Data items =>

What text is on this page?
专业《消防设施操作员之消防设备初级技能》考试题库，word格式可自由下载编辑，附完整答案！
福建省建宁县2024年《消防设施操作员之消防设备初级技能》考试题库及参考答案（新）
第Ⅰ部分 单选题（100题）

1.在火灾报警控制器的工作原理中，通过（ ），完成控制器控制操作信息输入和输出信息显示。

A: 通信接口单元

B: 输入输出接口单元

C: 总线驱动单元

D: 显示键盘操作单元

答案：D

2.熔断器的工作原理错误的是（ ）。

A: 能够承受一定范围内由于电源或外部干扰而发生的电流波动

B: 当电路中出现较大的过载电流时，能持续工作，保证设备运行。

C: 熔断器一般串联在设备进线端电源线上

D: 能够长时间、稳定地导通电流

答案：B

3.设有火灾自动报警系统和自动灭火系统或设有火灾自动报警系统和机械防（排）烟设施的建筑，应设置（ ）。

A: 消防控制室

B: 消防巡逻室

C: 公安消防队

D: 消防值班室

Stated goal =>
Return every record, word for word.

Answer to this exercise =>
What text is on this page?
专业《消防设施操作员之消防设备初级技能》考试题库，word格式可自由下载编辑，附完整答案！
福建省建宁县2024年《消防设施操作员之消防设备初级技能》考试题库及参考答案（新）
第Ⅰ部分 单选题（100题）

1.在火灾报警控制器的工作原理中，通过（ ），完成控制器控制操作信息输入和输出信息显示。

A: 通信接口单元

B: 输入输出接口单元

C: 总线驱动单元

D: 显示键盘操作单元

答案：D

2.熔断器的工作原理错误的是（ ）。

A: 能够承受一定范围内由于电源或外部干扰而发生的电流波动

B: 当电路中出现较大的过载电流时，能持续工作，保证设备运行。

C: 熔断器一般串联在设备进线端电源线上

D: 能够长时间、稳定地导通电流

答案：B

3.设有火灾自动报警系统和自动灭火系统或设有火灾自动报警系统和机械防（排）烟设施的建筑，应设置（ ）。

A: 消防控制室

B: 消防巡逻室

C: 公安消防队

D: 消防值班室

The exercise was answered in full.